-- START DATA ROWS --
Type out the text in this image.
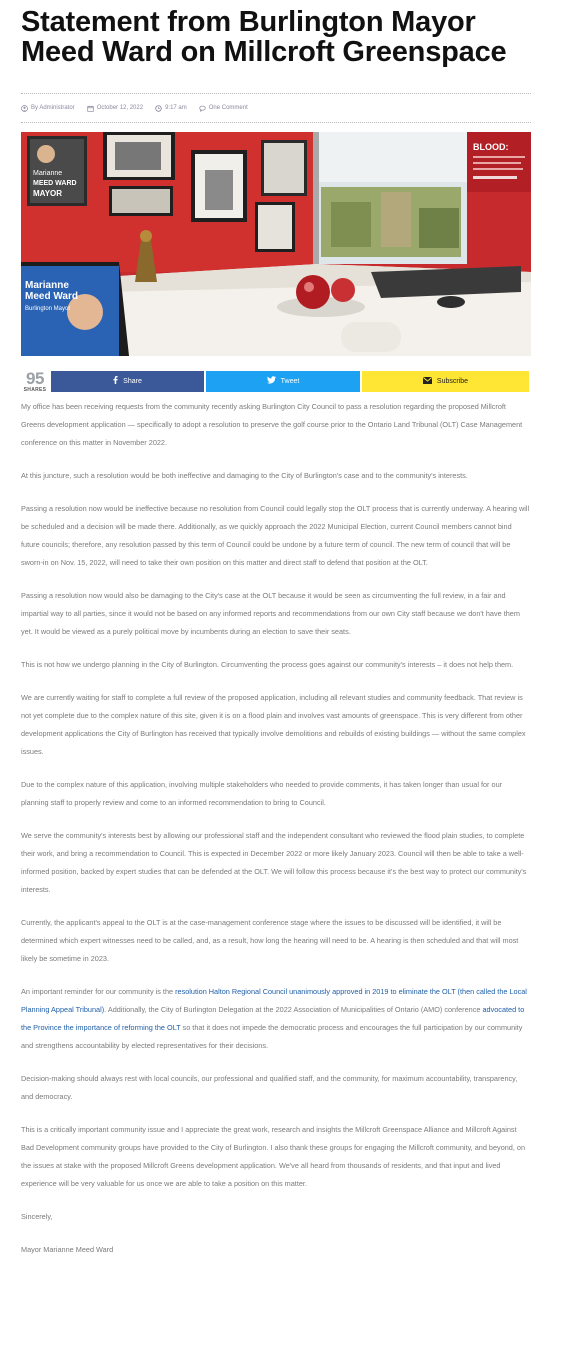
Statement from Burlington Mayor Meed Ward on Millcroft Greenspace
By Administrator	October 12, 2022	9:17 am	One Comment
BLOOD:
Marianne
MEED WARD
MAYOR
Marianne
Meed Ward
Burlington Mayor
95
SHARES
Share	Tweet	Subscribe

My office has been receiving requests from the community recently asking Burlington City Council to pass a resolution regarding the proposed Millcroft Greens development application — specifically to adopt a resolution to preserve the golf course prior to the Ontario Land Tribunal (OLT) Case Management conference on this matter in November 2022.

At this juncture, such a resolution would be both ineffective and damaging to the City of Burlington's case and to the community's interests.

Passing a resolution now would be ineffective because no resolution from Council could legally stop the OLT process that is currently underway. A hearing will be scheduled and a decision will be made there. Additionally, as we quickly approach the 2022 Municipal Election, current Council members cannot bind future councils; therefore, any resolution passed by this term of Council could be undone by a future term of council. The new term of council that will be sworn-in on Nov. 15, 2022, will need to take their own position on this matter and direct staff to defend that position at the OLT.

Passing a resolution now would also be damaging to the City's case at the OLT because it would be seen as circumventing the full review, in a fair and impartial way to all parties, since it would not be based on any informed reports and recommendations from our own City staff because we don't have them yet. It would be viewed as a purely political move by incumbents during an election to save their seats.

This is not how we undergo planning in the City of Burlington. Circumventing the process goes against our community's interests – it does not help them.

We are currently waiting for staff to complete a full review of the proposed application, including all relevant studies and community feedback. That review is not yet complete due to the complex nature of this site, given it is on a flood plain and involves vast amounts of greenspace. This is very different from other development applications the City of Burlington has received that typically involve demolitions and rebuilds of existing buildings — without the same complex issues.

Due to the complex nature of this application, involving multiple stakeholders who needed to provide comments, it has taken longer than usual for our planning staff to properly review and come to an informed recommendation to bring to Council.

We serve the community's interests best by allowing our professional staff and the independent consultant who reviewed the flood plain studies, to complete their work, and bring a recommendation to Council. This is expected in December 2022 or more likely January 2023. Council will then be able to take a well-informed position, backed by expert studies that can be defended at the OLT. We will follow this process because it's the best way to protect our community's interests.

Currently, the applicant's appeal to the OLT is at the case-management conference stage where the issues to be discussed will be identified, it will be determined which expert witnesses need to be called, and, as a result, how long the hearing will need to be. A hearing is then scheduled and that will most likely be sometime in 2023.

An important reminder for our community is the resolution Halton Regional Council unanimously approved in 2019 to eliminate the OLT (then called the Local Planning Appeal Tribunal). Additionally, the City of Burlington Delegation at the 2022 Association of Municipalities of Ontario (AMO) conference advocated to the Province the importance of reforming the OLT so that it does not impede the democratic process and encourages the full participation by our community and strengthens accountability by elected representatives for their decisions.

Decision-making should always rest with local councils, our professional and qualified staff, and the community, for maximum accountability, transparency, and democracy.

This is a critically important community issue and I appreciate the great work, research and insights the Millcroft Greenspace Alliance and Millcroft Against Bad Development community groups have provided to the City of Burlington. I also thank these groups for engaging the Millcroft community, and beyond, on the issues at stake with the proposed Millcroft Greens development application. We've all heard from thousands of residents, and that input and lived experience will be very valuable for us once we are able to take a position on this matter.

Sincerely,

Mayor Marianne Meed Ward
-- END DATA ROWS --
→ **EXERCISE TASK**: Copy, from the material above, each line in which the string "complex" occurs.

→ **COMPLETE RESPONSE**:
We are currently waiting for staff to complete a full review of the proposed application, including all relevant studies and community feedback. That review is not yet complete due to the complex nature of this site, given it is on a flood plain and involves vast amounts of greenspace. This is very different from other development applications the City of Burlington has received that typically involve demolitions and rebuilds of existing buildings — without the same complex issues.
Due to the complex nature of this application, involving multiple stakeholders who needed to provide comments, it has taken longer than usual for our planning staff to properly review and come to an informed recommendation to bring to Council.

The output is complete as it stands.